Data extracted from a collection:

* Begin *

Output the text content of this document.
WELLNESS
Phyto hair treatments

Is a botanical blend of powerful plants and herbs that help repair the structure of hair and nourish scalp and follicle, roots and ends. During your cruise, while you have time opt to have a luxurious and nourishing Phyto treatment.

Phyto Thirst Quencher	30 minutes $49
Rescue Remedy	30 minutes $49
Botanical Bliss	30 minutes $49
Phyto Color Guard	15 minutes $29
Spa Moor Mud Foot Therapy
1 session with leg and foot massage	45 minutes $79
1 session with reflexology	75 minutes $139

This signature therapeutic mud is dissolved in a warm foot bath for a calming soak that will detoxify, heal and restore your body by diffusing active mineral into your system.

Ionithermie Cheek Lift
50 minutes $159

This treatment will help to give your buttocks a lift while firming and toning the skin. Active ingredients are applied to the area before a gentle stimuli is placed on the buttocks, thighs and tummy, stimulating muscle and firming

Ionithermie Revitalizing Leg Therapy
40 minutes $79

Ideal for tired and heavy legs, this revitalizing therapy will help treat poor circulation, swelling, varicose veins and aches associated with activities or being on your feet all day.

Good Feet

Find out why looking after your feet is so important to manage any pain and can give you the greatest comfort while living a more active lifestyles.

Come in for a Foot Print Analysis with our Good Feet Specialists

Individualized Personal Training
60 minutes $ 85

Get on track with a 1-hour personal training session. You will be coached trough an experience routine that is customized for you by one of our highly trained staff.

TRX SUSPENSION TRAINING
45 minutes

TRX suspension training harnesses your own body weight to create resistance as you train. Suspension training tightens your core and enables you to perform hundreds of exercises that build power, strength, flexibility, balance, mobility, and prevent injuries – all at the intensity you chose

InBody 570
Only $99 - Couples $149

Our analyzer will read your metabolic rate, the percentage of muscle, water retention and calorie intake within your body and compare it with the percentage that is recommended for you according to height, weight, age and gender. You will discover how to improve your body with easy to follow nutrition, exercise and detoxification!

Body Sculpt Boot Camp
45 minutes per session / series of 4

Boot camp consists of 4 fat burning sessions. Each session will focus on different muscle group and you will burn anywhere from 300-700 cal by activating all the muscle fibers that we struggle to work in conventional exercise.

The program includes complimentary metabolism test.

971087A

* End *

## TASK REQUIREMENTS
Type the material above out again, exactly.

## THE ANSWER
Output the text content of this document.
WELLNESS
Phyto hair treatments

Is a botanical blend of powerful plants and herbs that help repair the structure of hair and nourish scalp and follicle, roots and ends. During your cruise, while you have time opt to have a luxurious and nourishing Phyto treatment.

Phyto Thirst Quencher	30 minutes $49
Rescue Remedy	30 minutes $49
Botanical Bliss	30 minutes $49
Phyto Color Guard	15 minutes $29
Spa Moor Mud Foot Therapy
1 session with leg and foot massage	45 minutes $79
1 session with reflexology	75 minutes $139

This signature therapeutic mud is dissolved in a warm foot bath for a calming soak that will detoxify, heal and restore your body by diffusing active mineral into your system.

Ionithermie Cheek Lift
50 minutes $159

This treatment will help to give your buttocks a lift while firming and toning the skin. Active ingredients are applied to the area before a gentle stimuli is placed on the buttocks, thighs and tummy, stimulating muscle and firming

Ionithermie Revitalizing Leg Therapy
40 minutes $79

Ideal for tired and heavy legs, this revitalizing therapy will help treat poor circulation, swelling, varicose veins and aches associated with activities or being on your feet all day.

Good Feet

Find out why looking after your feet is so important to manage any pain and can give you the greatest comfort while living a more active lifestyles.

Come in for a Foot Print Analysis with our Good Feet Specialists

Individualized Personal Training
60 minutes $ 85

Get on track with a 1-hour personal training session. You will be coached trough an experience routine that is customized for you by one of our highly trained staff.

TRX SUSPENSION TRAINING
45 minutes

TRX suspension training harnesses your own body weight to create resistance as you train. Suspension training tightens your core and enables you to perform hundreds of exercises that build power, strength, flexibility, balance, mobility, and prevent injuries – all at the intensity you chose

InBody 570
Only $99 - Couples $149

Our analyzer will read your metabolic rate, the percentage of muscle, water retention and calorie intake within your body and compare it with the percentage that is recommended for you according to height, weight, age and gender. You will discover how to improve your body with easy to follow nutrition, exercise and detoxification!

Body Sculpt Boot Camp
45 minutes per session / series of 4

Boot camp consists of 4 fat burning sessions. Each session will focus on different muscle group and you will burn anywhere from 300-700 cal by activating all the muscle fibers that we struggle to work in conventional exercise.

The program includes complimentary metabolism test.

971087A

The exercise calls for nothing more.